## [Set problem]
Take every line from the listing below that contains "incorporated".

[Collected data entries]
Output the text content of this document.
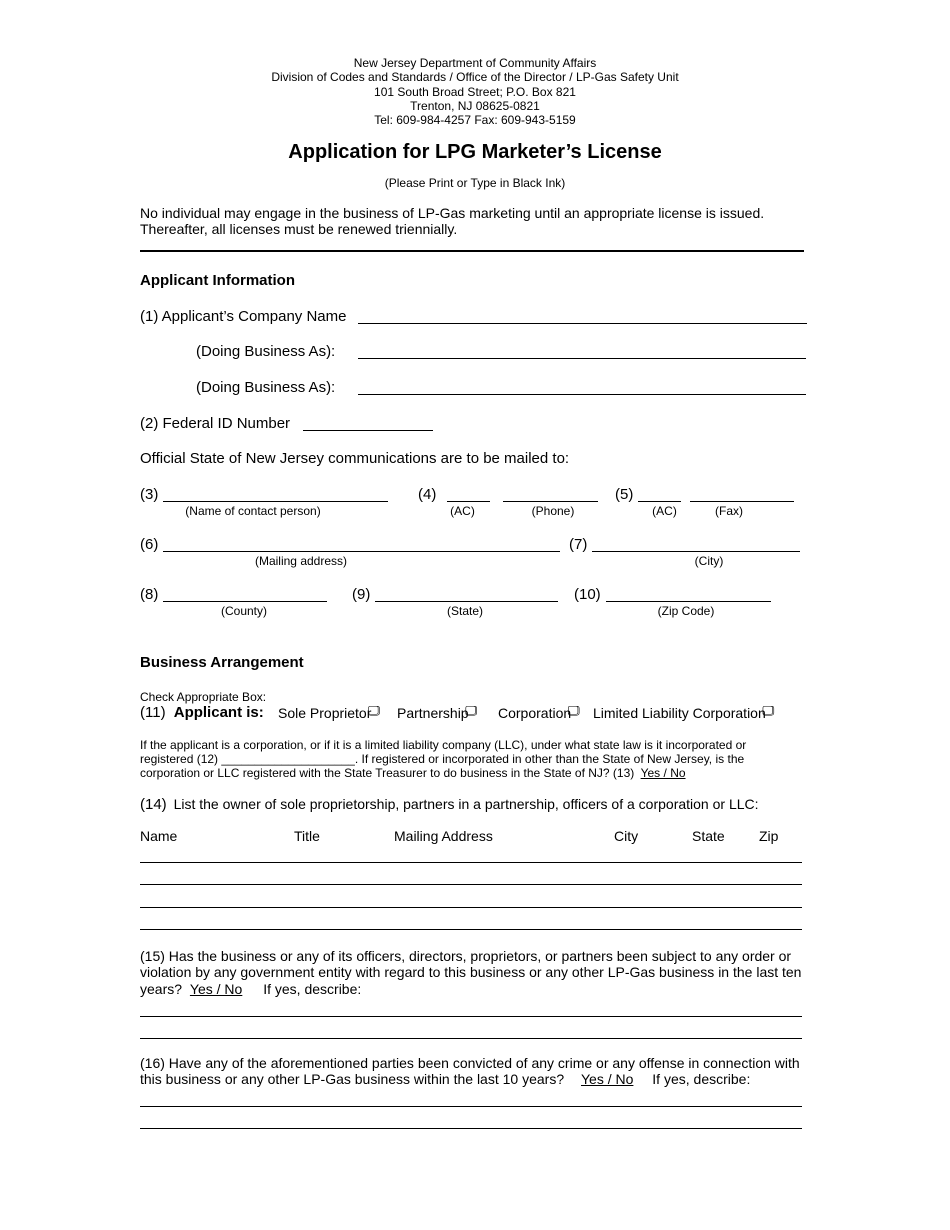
New Jersey Department of Community Affairs
Division of Codes and Standards / Office of the Director / LP-Gas Safety Unit
101 South Broad Street; P.O. Box 821
Trenton, NJ 08625-0821
Tel: 609-984-4257 Fax: 609-943-5159
Application for LPG Marketer’s License
(Please Print or Type in Black Ink)
No individual may engage in the business of LP-Gas marketing until an appropriate license is issued.
Thereafter, all licenses must be renewed triennially.
Applicant Information
(1) Applicant’s Company Name
(Doing Business As):
(Doing Business As):
(2) Federal ID Number
Official State of New Jersey communications are to be mailed to:
(3)
(Name of contact person)
(4)
(AC)	(Phone)
(5)
(AC)	(Fax)
(6)
(Mailing address)
(7)
(City)
(8)
(County)
(9)
(State)
(10)
(Zip Code)
Business Arrangement
Check Appropriate Box:
(11) Applicant is: Sole Proprietor Partnership Corporation Limited Liability Corporation
If the applicant is a corporation, or if it is a limited liability company (LLC), under what state law is it incorporated or
registered (12) ____________________. If registered or incorporated in other than the State of New Jersey, is the
corporation or LLC registered with the State Treasurer to do business in the State of NJ? (13) Yes / No
(14) List the owner of sole proprietorship, partners in a partnership, officers of a corporation or LLC:
Name	Title	Mailing Address	City	State Zip
(15) Has the business or any of its officers, directors, proprietors, or partners been subject to any order or
violation by any government entity with regard to this business or any other LP-Gas business in the last ten
years? Yes / No If yes, describe:
(16) Have any of the aforementioned parties been convicted of any crime or any offense in connection with
this business or any other LP-Gas business within the last 10 years? Yes / No If yes, describe:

## [Solution for this exercise]
If the applicant is a corporation, or if it is a limited liability company (LLC), under what state law is it incorporated or
registered (12) ____________________. If registered or incorporated in other than the State of New Jersey, is the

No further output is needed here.